(Data records)
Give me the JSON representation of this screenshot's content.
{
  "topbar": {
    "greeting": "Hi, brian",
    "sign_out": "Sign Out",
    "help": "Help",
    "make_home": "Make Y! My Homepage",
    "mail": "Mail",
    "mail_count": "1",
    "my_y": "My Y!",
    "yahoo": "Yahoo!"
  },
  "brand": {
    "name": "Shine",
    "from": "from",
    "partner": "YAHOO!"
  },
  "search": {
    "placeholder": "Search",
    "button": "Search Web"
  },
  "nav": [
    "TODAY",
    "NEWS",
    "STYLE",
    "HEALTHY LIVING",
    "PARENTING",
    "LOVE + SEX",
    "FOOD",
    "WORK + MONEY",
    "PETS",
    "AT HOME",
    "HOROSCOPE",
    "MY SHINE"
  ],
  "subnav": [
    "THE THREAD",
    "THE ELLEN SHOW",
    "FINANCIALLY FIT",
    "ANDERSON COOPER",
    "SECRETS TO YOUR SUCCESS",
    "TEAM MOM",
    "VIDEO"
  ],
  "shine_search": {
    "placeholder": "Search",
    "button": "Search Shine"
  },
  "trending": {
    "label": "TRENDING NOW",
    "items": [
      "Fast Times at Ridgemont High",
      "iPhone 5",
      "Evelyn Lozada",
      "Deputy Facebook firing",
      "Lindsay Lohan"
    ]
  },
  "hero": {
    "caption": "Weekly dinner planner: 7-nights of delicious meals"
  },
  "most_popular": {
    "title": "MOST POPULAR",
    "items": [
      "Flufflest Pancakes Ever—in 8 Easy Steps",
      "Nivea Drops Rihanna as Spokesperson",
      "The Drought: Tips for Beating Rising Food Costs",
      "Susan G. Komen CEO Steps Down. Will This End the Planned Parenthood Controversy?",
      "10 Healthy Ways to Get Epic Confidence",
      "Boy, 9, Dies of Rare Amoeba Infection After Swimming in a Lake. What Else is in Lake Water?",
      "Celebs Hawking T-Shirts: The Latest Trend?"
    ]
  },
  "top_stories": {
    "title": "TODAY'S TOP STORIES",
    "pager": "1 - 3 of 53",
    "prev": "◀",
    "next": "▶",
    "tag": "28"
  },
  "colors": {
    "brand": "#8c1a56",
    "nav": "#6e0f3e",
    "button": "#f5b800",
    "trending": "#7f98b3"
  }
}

EXERCISE AIM
Copy every line of the listing where the word "button" appears.

WRITTEN RESPONSE
    "button": "Search Web"
    "button": "Search Shine"
    "button": "#f5b800",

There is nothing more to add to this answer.